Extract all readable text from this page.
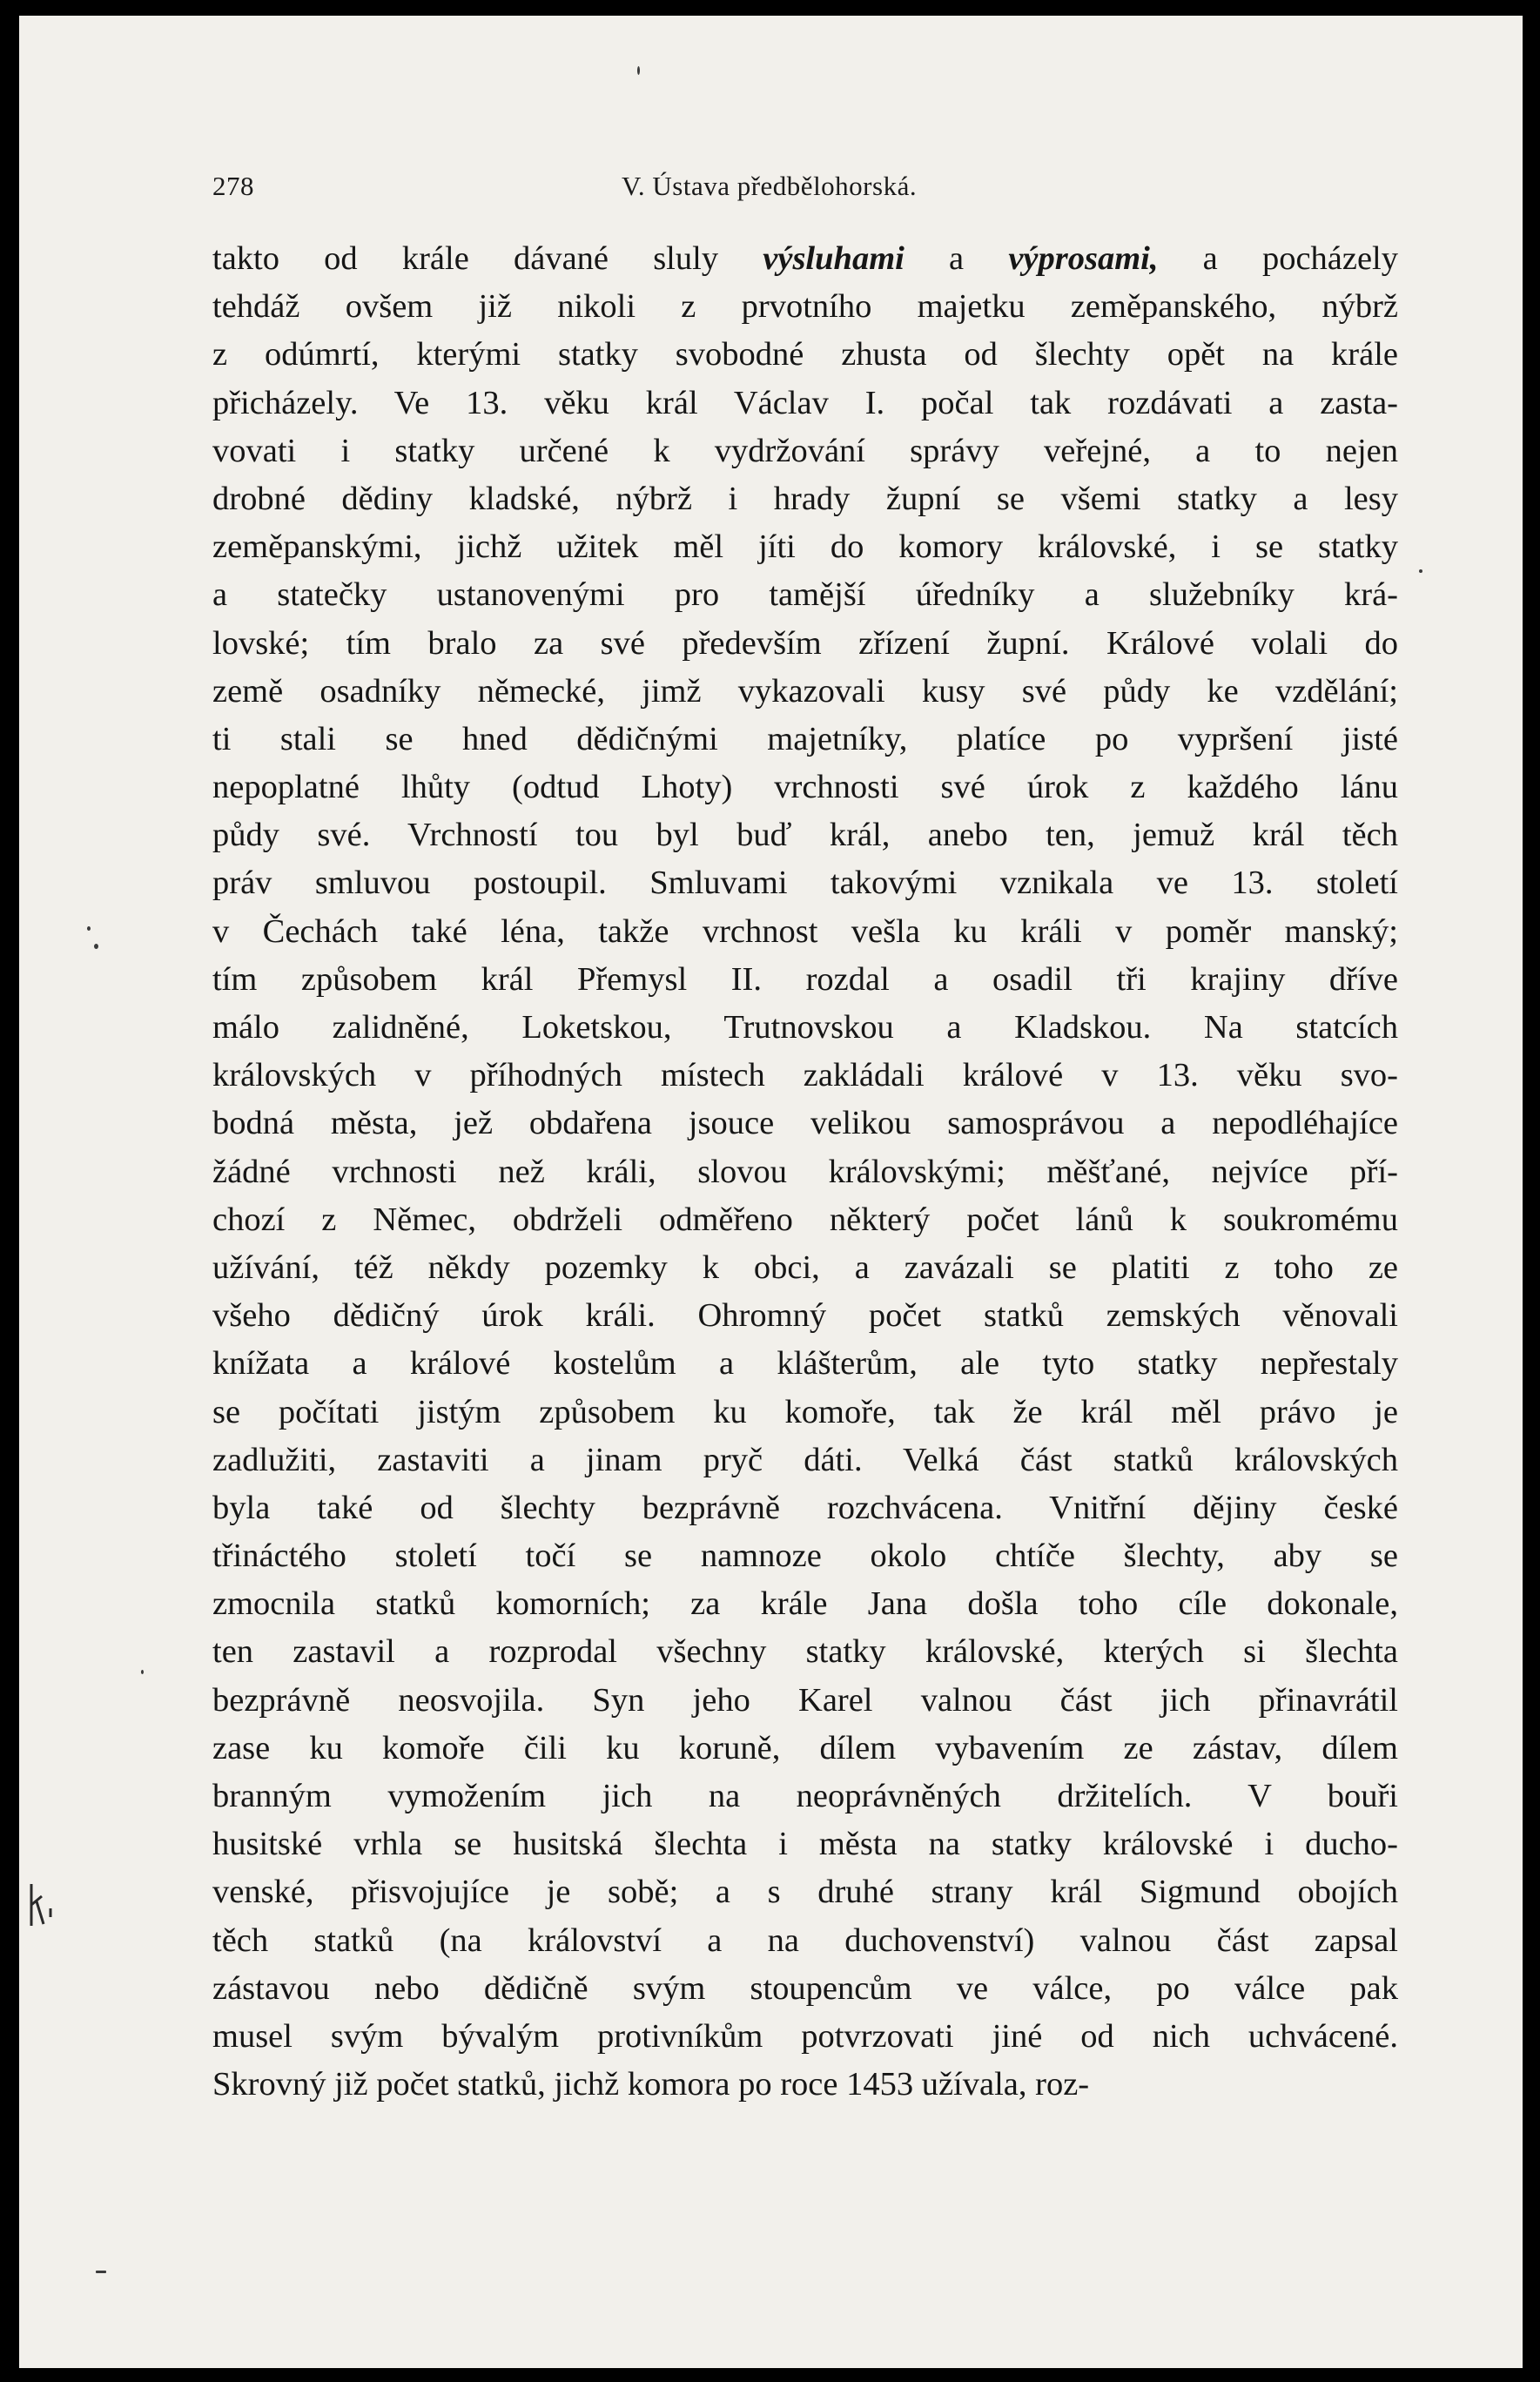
278	V. Ústava předbělohorská.
takto od krále dávané sluly výsluhami a výprosami, a pocházely
tehdáž ovšem již nikoli z prvotního majetku zeměpanského, nýbrž
z odúmrtí, kterými statky svobodné zhusta od šlechty opět na krále
přicházely. Ve 13. věku král Václav I. počal tak rozdávati a zasta-
vovati i statky určené k vydržování správy veřejné, a to nejen
drobné dědiny kladské, nýbrž i hrady župní se všemi statky a lesy
zeměpanskými, jichž užitek měl jíti do komory královské, i se statky
a statečky ustanovenými pro tamější úředníky a služebníky krá-
lovské; tím bralo za své především zřízení župní. Králové volali do
země osadníky německé, jimž vykazovali kusy své půdy ke vzdělání;
ti stali se hned dědičnými majetníky, platíce po vypršení jisté
nepoplatné lhůty (odtud Lhoty) vrchnosti své úrok z každého lánu
půdy své. Vrchností tou byl buď král, anebo ten, jemuž král těch
práv smluvou postoupil. Smluvami takovými vznikala ve 13. století
v Čechách také léna, takže vrchnost vešla ku králi v poměr manský;
tím způsobem král Přemysl II. rozdal a osadil tři krajiny dříve
málo zalidněné, Loketskou, Trutnovskou a Kladskou. Na statcích
královských v příhodných místech zakládali králové v 13. věku svo-
bodná města, jež obdařena jsouce velikou samosprávou a nepodléhajíce
žádné vrchnosti než králi, slovou královskými; měšťané, nejvíce pří-
chozí z Němec, obdrželi odměřeno některý počet lánů k soukromému
užívání, též někdy pozemky k obci, a zavázali se platiti z toho ze
všeho dědičný úrok králi. Ohromný počet statků zemských věnovali
knížata a králové kostelům a klášterům, ale tyto statky nepřestaly
se počítati jistým způsobem ku komoře, tak že král měl právo je
zadlužiti, zastaviti a jinam pryč dáti. Velká část statků královských
byla také od šlechty bezprávně rozchvácena. Vnitřní dějiny české
třináctého století točí se namnoze okolo chtíče šlechty, aby se
zmocnila statků komorních; za krále Jana došla toho cíle dokonale,
ten zastavil a rozprodal všechny statky královské, kterých si šlechta
bezprávně neosvojila. Syn jeho Karel valnou část jich přinavrátil
zase ku komoře čili ku koruně, dílem vybavením ze zástav, dílem
branným vymožením jich na neoprávněných držitelích. V bouři
husitské vrhla se husitská šlechta i města na statky královské i ducho-
venské, přisvojujíce je sobě; a s druhé strany král Sigmund obojích
těch statků (na království a na duchovenství) valnou část zapsal
zástavou nebo dědičně svým stoupencům ve válce, po válce pak
musel svým bývalým protivníkům potvrzovati jiné od nich uchvácené.
Skrovný již počet statků, jichž komora po roce 1453 užívala, roz-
************
Task details: Print out the whole of the material word for word, without pictures.

Answer in full:
Extract all readable text from this page.
278	V. Ústava předbělohorská.
takto od krále dávané sluly výsluhami a výprosami, a pocházely
tehdáž ovšem již nikoli z prvotního majetku zeměpanského, nýbrž
z odúmrtí, kterými statky svobodné zhusta od šlechty opět na krále
přicházely. Ve 13. věku král Václav I. počal tak rozdávati a zasta-
vovati i statky určené k vydržování správy veřejné, a to nejen
drobné dědiny kladské, nýbrž i hrady župní se všemi statky a lesy
zeměpanskými, jichž užitek měl jíti do komory královské, i se statky
a statečky ustanovenými pro tamější úředníky a služebníky krá-
lovské; tím bralo za své především zřízení župní. Králové volali do
země osadníky německé, jimž vykazovali kusy své půdy ke vzdělání;
ti stali se hned dědičnými majetníky, platíce po vypršení jisté
nepoplatné lhůty (odtud Lhoty) vrchnosti své úrok z každého lánu
půdy své. Vrchností tou byl buď král, anebo ten, jemuž král těch
práv smluvou postoupil. Smluvami takovými vznikala ve 13. století
v Čechách také léna, takže vrchnost vešla ku králi v poměr manský;
tím způsobem král Přemysl II. rozdal a osadil tři krajiny dříve
málo zalidněné, Loketskou, Trutnovskou a Kladskou. Na statcích
královských v příhodných místech zakládali králové v 13. věku svo-
bodná města, jež obdařena jsouce velikou samosprávou a nepodléhajíce
žádné vrchnosti než králi, slovou královskými; měšťané, nejvíce pří-
chozí z Němec, obdrželi odměřeno některý počet lánů k soukromému
užívání, též někdy pozemky k obci, a zavázali se platiti z toho ze
všeho dědičný úrok králi. Ohromný počet statků zemských věnovali
knížata a králové kostelům a klášterům, ale tyto statky nepřestaly
se počítati jistým způsobem ku komoře, tak že král měl právo je
zadlužiti, zastaviti a jinam pryč dáti. Velká část statků královských
byla také od šlechty bezprávně rozchvácena. Vnitřní dějiny české
třináctého století točí se namnoze okolo chtíče šlechty, aby se
zmocnila statků komorních; za krále Jana došla toho cíle dokonale,
ten zastavil a rozprodal všechny statky královské, kterých si šlechta
bezprávně neosvojila. Syn jeho Karel valnou část jich přinavrátil
zase ku komoře čili ku koruně, dílem vybavením ze zástav, dílem
branným vymožením jich na neoprávněných držitelích. V bouři
husitské vrhla se husitská šlechta i města na statky královské i ducho-
venské, přisvojujíce je sobě; a s druhé strany král Sigmund obojích
těch statků (na království a na duchovenství) valnou část zapsal
zástavou nebo dědičně svým stoupencům ve válce, po válce pak
musel svým bývalým protivníkům potvrzovati jiné od nich uchvácené.
Skrovný již počet statků, jichž komora po roce 1453 užívala, roz-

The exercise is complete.